The required result is the exact run of lines beginning at the one containing "Extract all readable text from this page." and ending at the last line of the entries.
★ ★ ★ ★ ★ ★ ★
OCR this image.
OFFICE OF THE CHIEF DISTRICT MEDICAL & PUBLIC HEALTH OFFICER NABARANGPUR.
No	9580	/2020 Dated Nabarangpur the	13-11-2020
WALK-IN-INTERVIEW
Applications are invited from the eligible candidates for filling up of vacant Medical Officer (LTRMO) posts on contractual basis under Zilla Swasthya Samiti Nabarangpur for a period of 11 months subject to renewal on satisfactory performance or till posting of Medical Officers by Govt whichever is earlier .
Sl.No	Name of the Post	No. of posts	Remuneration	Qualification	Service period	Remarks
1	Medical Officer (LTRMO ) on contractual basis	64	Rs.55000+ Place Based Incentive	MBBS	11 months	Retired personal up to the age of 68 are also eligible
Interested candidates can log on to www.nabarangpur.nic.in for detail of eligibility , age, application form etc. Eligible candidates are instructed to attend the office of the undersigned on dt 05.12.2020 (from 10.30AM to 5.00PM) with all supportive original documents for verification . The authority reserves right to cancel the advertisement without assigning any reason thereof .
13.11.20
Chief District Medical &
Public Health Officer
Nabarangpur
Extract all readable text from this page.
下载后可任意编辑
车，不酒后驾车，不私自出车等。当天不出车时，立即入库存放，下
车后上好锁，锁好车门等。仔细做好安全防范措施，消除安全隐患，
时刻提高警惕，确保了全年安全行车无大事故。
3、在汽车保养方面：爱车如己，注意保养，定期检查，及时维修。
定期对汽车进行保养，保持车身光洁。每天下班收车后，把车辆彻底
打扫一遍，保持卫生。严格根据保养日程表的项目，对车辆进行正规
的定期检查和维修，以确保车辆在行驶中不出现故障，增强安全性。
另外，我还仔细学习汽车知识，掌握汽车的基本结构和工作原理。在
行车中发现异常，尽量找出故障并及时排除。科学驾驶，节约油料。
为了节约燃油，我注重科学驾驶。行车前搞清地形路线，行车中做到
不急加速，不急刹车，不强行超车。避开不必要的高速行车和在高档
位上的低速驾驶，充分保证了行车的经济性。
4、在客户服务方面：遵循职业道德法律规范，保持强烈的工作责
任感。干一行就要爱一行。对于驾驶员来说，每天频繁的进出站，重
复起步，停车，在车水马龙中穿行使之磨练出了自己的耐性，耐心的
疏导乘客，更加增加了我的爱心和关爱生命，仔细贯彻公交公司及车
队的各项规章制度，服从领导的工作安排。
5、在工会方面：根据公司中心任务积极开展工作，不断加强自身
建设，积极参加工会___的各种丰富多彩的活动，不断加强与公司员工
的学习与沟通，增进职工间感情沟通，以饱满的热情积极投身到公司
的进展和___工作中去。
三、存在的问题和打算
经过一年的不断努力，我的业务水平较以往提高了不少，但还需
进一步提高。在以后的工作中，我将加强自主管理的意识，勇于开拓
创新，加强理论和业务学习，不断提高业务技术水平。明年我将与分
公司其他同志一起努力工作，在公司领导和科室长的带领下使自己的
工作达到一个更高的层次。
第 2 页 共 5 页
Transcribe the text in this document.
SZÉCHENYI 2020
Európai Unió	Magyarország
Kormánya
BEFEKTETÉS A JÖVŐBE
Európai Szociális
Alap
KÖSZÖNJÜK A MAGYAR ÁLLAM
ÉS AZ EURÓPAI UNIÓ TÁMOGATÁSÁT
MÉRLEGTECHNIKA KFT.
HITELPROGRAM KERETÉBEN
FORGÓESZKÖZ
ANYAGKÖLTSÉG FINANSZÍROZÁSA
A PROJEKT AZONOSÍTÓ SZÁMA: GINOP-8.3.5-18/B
★ ★ ★ ★ ★ ★ ★
Task result ▸
Extract all readable text from this page.
下载后可任意编辑
车，不酒后驾车，不私自出车等。当天不出车时，立即入库存放，下
车后上好锁，锁好车门等。仔细做好安全防范措施，消除安全隐患，
时刻提高警惕，确保了全年安全行车无大事故。
3、在汽车保养方面：爱车如己，注意保养，定期检查，及时维修。
定期对汽车进行保养，保持车身光洁。每天下班收车后，把车辆彻底
打扫一遍，保持卫生。严格根据保养日程表的项目，对车辆进行正规
的定期检查和维修，以确保车辆在行驶中不出现故障，增强安全性。
另外，我还仔细学习汽车知识，掌握汽车的基本结构和工作原理。在
行车中发现异常，尽量找出故障并及时排除。科学驾驶，节约油料。
为了节约燃油，我注重科学驾驶。行车前搞清地形路线，行车中做到
不急加速，不急刹车，不强行超车。避开不必要的高速行车和在高档
位上的低速驾驶，充分保证了行车的经济性。
4、在客户服务方面：遵循职业道德法律规范，保持强烈的工作责
任感。干一行就要爱一行。对于驾驶员来说，每天频繁的进出站，重
复起步，停车，在车水马龙中穿行使之磨练出了自己的耐性，耐心的
疏导乘客，更加增加了我的爱心和关爱生命，仔细贯彻公交公司及车
队的各项规章制度，服从领导的工作安排。
5、在工会方面：根据公司中心任务积极开展工作，不断加强自身
建设，积极参加工会___的各种丰富多彩的活动，不断加强与公司员工
的学习与沟通，增进职工间感情沟通，以饱满的热情积极投身到公司
的进展和___工作中去。
三、存在的问题和打算
经过一年的不断努力，我的业务水平较以往提高了不少，但还需
进一步提高。在以后的工作中，我将加强自主管理的意识，勇于开拓
创新，加强理论和业务学习，不断提高业务技术水平。明年我将与分
公司其他同志一起努力工作，在公司领导和科室长的带领下使自己的
工作达到一个更高的层次。
第 2 页 共 5 页
Transcribe the text in this document.
SZÉCHENYI 2020
Európai Unió	Magyarország
Kormánya
BEFEKTETÉS A JÖVŐBE
Európai Szociális
Alap
KÖSZÖNJÜK A MAGYAR ÁLLAM
ÉS AZ EURÓPAI UNIÓ TÁMOGATÁSÁT
MÉRLEGTECHNIKA KFT.
HITELPROGRAM KERETÉBEN
FORGÓESZKÖZ
ANYAGKÖLTSÉG FINANSZÍROZÁSA
A PROJEKT AZONOSÍTÓ SZÁMA: GINOP-8.3.5-18/B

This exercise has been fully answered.